[Records from a dataset]
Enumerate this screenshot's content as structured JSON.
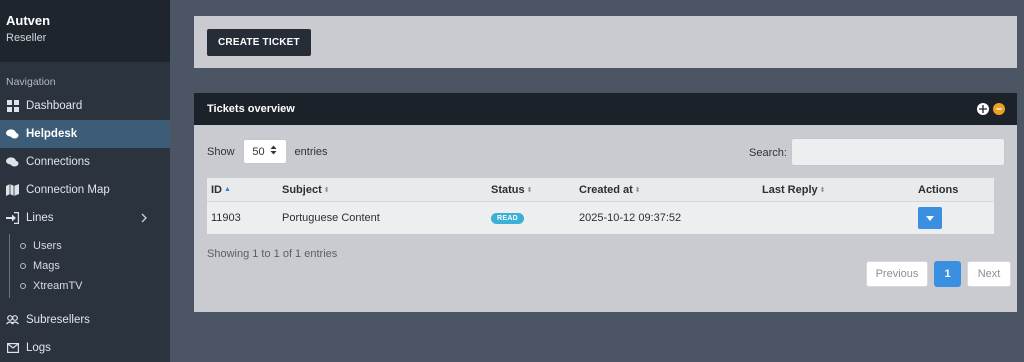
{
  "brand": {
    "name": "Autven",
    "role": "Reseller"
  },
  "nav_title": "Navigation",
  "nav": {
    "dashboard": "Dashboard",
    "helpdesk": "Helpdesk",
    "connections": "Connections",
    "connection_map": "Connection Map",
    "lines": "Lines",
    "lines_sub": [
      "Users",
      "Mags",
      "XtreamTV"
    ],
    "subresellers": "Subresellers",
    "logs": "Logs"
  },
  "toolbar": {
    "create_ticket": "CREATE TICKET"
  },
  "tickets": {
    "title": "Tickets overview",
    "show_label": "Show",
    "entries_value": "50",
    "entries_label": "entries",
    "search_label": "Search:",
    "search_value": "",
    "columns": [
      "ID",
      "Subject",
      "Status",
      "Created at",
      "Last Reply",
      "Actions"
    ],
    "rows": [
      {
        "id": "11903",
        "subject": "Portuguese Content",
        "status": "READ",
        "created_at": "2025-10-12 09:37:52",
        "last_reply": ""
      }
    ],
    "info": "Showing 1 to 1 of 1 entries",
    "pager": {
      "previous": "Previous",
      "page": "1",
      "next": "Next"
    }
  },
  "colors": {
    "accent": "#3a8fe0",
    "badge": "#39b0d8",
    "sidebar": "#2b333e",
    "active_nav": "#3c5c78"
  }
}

==

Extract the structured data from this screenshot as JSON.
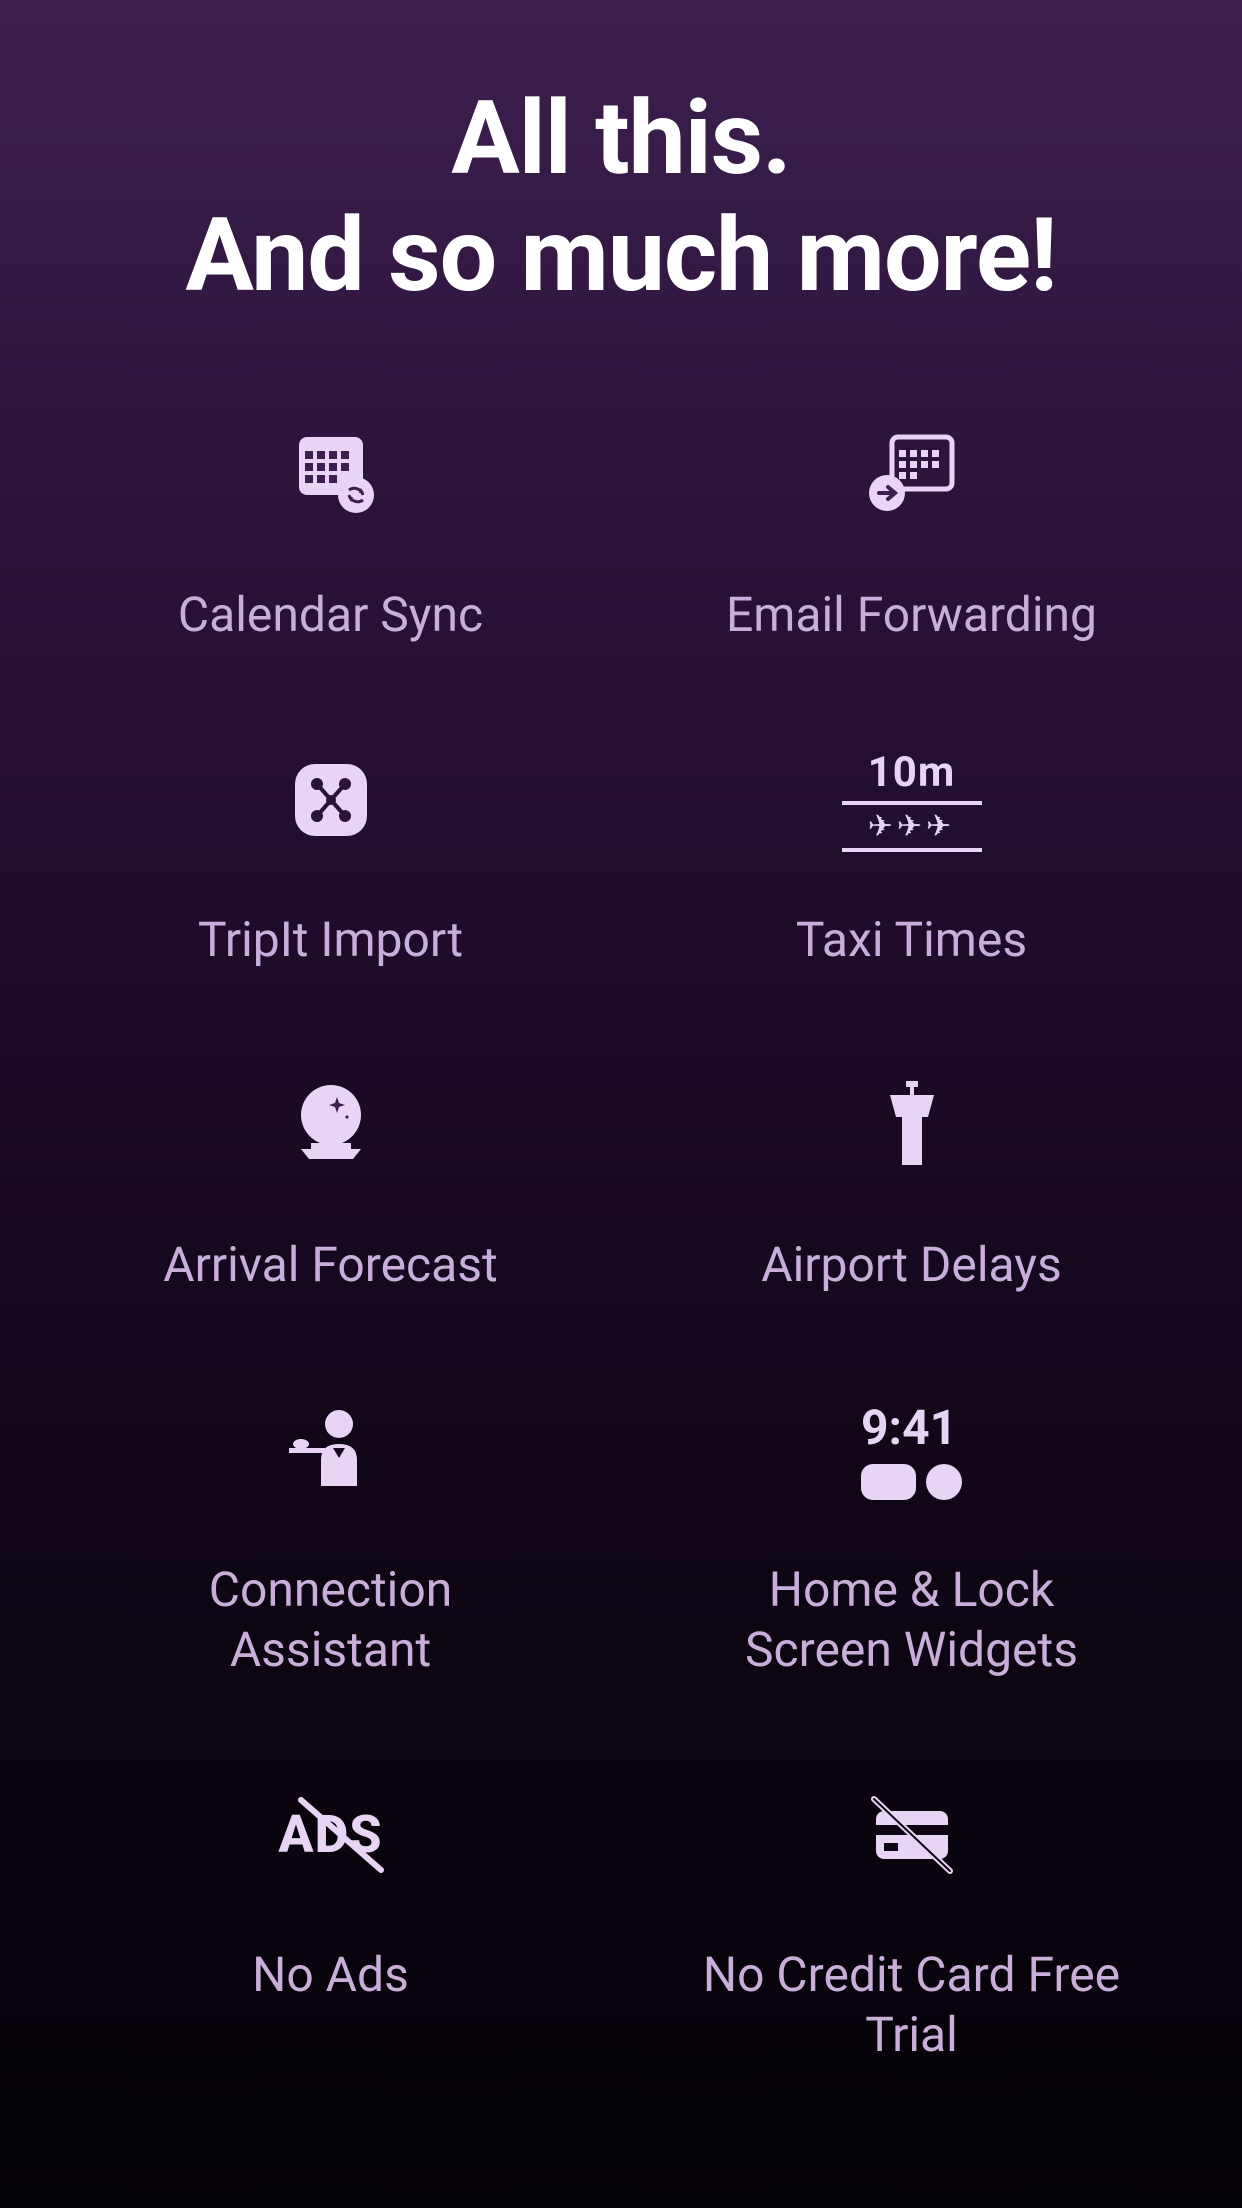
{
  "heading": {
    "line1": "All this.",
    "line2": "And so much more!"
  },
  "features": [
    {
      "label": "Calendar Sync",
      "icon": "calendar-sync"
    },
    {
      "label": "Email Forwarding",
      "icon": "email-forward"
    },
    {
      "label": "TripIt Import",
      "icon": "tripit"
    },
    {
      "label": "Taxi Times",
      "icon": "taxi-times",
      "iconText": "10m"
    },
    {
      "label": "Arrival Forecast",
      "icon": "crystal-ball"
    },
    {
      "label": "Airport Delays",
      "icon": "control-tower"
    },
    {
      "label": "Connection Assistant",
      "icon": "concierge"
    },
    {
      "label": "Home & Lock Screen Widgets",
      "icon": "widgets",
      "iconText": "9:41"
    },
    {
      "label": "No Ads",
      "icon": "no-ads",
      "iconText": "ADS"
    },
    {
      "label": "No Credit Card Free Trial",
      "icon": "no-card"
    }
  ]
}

### Given request
In the records above, find each line that holds the word "iconText"; copy all such lines.

### Result for this exercise
      "iconText": "10m"
      "iconText": "9:41"
      "iconText": "ADS"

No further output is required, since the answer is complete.